## PAGE
+++
Ryan faces tough questions on foreign policy

Congressman Paul Ryan speaks after being introduced by Republican presidential candidate Mitt Romney as his vice-presidential running mate during a campaign event at the retired battleship USS Wisconsin in Norfolk, Virginia.

Congressman Paul Ryan speaks after being introduced by Republican presidential candidate Mitt Romney as his vice-presidential running mate during a campaign event at the retired battleship USS Wisconsin in Norfolk, Virginia.

Published Aug 12, 2012

Share

Washington - One of the first things Congressman Paul Ryan said on Saturday when accepting the role of Mitt Romney's vice-presidential running mate was that even though he was in Congress, he had “never really left” his hometown of Janesville, Wisconsin, in the American Midwest.

Ryan's focus on domestic issues and his reputation as a rather wonky budget hawk confirm that Romney sees the November contest with President Barack Obama as a referendum over the US economy and the size of the federal budget.

Still, although US voters overwhelmingly cite economic issues as their main concern, they also want reassurance that their leaders can execute the role of commander-in-chief.

Introducing Ryan on Saturday, Romney said his new running mate was ready. But Democrats are already aiming at what they say is a dearth of national security experience on the Republican ticket.

“I think his (Ryan's) experience as a vice-presidential candidate is thin; or for a future president and commander-in-chief, it's virtually absent,” said Tim Roemer, a former congressman, former ambassador to India and member of the commission that reported on the circumstances surrounding the September 11 attacks on the United States in 2001.

Obama had little foreign policy experience when he ran for president in 2008 as Illinois' junior senator. He chose to balance that by tapping Senator Joe Biden, who had a long history of international experience and contacts, as his vice-president.

None of the four men running for the two highest offices in the land are military veterans.

Romney campaign officials contend that Ryan does bring experience in the foreign policy department, particularly when it comes to dealing with the defence budget.

“This election is going to be about which candidate has the right vision for growing the economy and balancing our budget, but Governor Romney chose Congressman Ryan first and foremost because he's ready on day one to step in as commander-in-chief, should he need to assume that responsibility,” said Ryan spokesperson Brendan Buck.

Romney and Ryan “share the view that America's leadership position in the world is based on a robust national defence, strengthened relationships with our allies and a philosophy of peace through strength”, Buck said.

The two campaigns took the debate over Ryan's foreign policy qualifications to the Sunday morning talk shows.
+++
## WRITTEN INSTRUCTION A
From the listing, return the lines between the one holding "income-field-group: Income i" and the one holding "total-income-tax-row: Total income", inclusive, reproducing each without change.
The article above has no connection to the listing that follows it.
+++
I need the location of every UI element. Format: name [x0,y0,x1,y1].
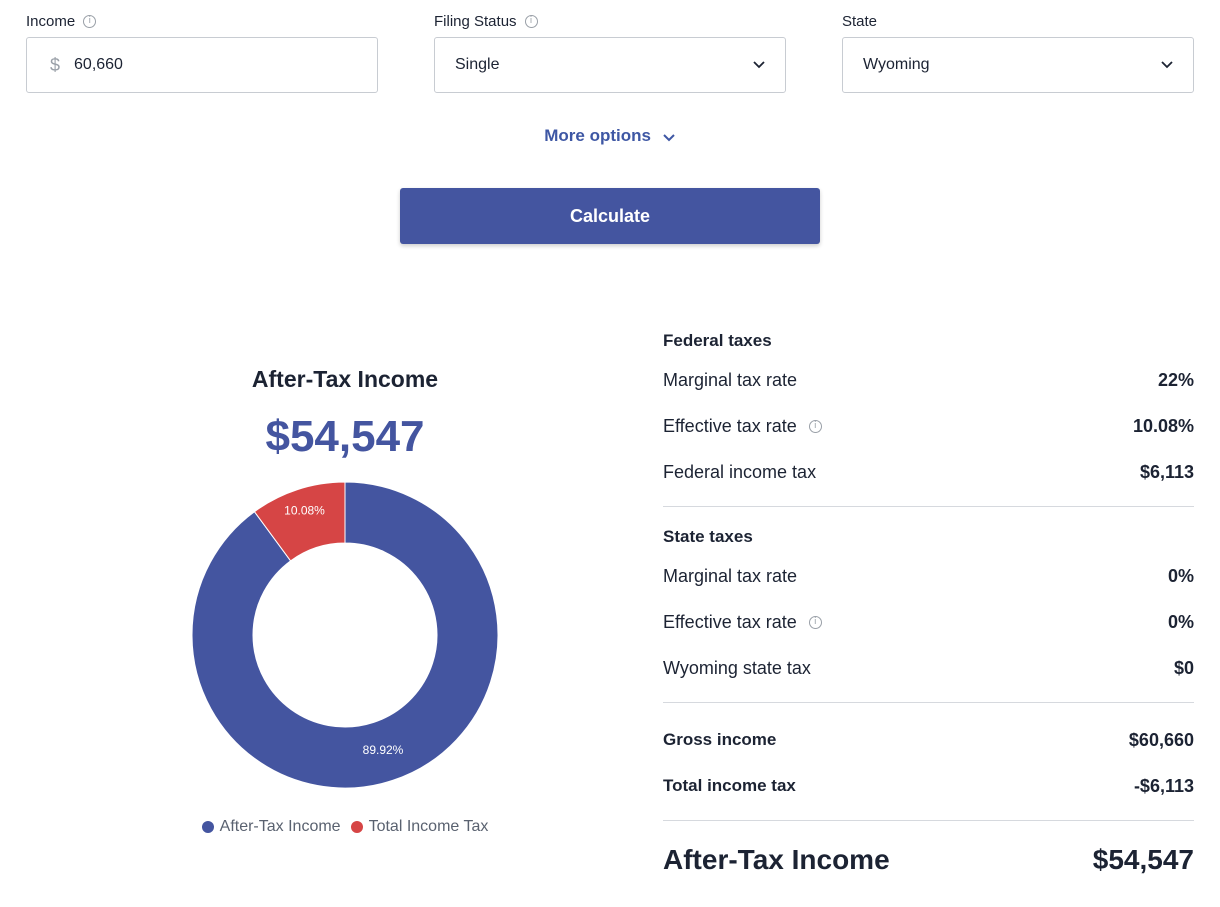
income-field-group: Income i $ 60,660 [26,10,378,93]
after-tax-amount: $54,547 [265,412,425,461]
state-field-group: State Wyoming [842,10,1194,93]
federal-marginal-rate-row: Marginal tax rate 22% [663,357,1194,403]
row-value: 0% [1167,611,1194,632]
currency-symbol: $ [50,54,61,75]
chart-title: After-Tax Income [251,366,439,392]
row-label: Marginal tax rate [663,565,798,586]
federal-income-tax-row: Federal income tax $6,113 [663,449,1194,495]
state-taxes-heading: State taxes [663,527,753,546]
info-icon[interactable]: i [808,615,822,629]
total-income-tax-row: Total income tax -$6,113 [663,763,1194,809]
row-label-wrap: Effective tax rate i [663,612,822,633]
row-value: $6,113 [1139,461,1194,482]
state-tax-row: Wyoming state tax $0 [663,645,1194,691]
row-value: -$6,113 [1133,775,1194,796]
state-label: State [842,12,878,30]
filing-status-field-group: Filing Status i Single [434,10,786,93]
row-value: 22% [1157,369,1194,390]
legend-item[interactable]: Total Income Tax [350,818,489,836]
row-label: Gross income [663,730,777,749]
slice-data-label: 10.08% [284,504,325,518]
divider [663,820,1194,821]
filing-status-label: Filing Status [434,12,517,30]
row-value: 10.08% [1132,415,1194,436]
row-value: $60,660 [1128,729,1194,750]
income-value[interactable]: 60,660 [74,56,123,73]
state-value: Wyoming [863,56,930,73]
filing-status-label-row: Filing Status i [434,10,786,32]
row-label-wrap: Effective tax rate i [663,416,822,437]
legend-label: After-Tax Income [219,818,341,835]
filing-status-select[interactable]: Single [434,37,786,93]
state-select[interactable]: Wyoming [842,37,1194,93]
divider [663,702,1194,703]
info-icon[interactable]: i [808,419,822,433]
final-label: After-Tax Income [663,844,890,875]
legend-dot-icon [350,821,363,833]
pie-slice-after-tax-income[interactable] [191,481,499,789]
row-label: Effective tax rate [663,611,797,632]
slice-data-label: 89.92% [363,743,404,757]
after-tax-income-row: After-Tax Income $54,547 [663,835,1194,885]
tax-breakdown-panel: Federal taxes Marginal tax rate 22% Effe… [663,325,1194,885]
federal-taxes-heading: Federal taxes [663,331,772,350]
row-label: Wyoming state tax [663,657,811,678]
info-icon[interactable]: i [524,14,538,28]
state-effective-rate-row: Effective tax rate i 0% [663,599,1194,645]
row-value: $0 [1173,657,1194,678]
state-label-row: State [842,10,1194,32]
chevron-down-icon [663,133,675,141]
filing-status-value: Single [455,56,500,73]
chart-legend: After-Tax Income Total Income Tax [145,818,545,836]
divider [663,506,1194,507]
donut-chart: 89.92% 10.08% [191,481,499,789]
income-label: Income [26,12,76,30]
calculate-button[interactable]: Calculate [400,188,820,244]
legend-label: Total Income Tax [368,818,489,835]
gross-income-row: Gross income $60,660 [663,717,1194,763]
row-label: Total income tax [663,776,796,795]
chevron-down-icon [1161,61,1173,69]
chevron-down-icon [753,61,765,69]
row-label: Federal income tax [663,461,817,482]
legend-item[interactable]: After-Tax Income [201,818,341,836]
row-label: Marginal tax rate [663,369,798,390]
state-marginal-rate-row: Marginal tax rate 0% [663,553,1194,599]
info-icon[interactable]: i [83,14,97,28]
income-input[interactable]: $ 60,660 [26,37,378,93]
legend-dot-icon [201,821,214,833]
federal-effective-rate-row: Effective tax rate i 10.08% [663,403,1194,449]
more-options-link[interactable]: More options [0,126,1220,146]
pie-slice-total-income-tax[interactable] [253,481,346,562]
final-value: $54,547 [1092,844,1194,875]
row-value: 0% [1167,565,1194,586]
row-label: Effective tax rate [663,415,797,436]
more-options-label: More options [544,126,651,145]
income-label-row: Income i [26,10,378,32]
+++
## WRITTEN INSTRUCTION B
Name every person mentioned by name in the article about Ryan and foreign policy.

## PROBLEM SOLUTION A
income-field-group: Income i $ 60,660 [26,10,378,93]
after-tax-amount: $54,547 [265,412,425,461]
state-field-group: State Wyoming [842,10,1194,93]
federal-marginal-rate-row: Marginal tax rate 22% [663,357,1194,403]
row-value: 0% [1167,611,1194,632]
currency-symbol: $ [50,54,61,75]
chart-title: After-Tax Income [251,366,439,392]
row-label: Marginal tax rate [663,565,798,586]
federal-income-tax-row: Federal income tax $6,113 [663,449,1194,495]
state-taxes-heading: State taxes [663,527,753,546]
info-icon[interactable]: i [808,615,822,629]
total-income-tax-row: Total income tax -$6,113 [663,763,1194,809]

## PROBLEM SOLUTION B
Paul Ryan, Mitt Romney, Barack Obama, Tim Roemer, Joe Biden, Brendan Buck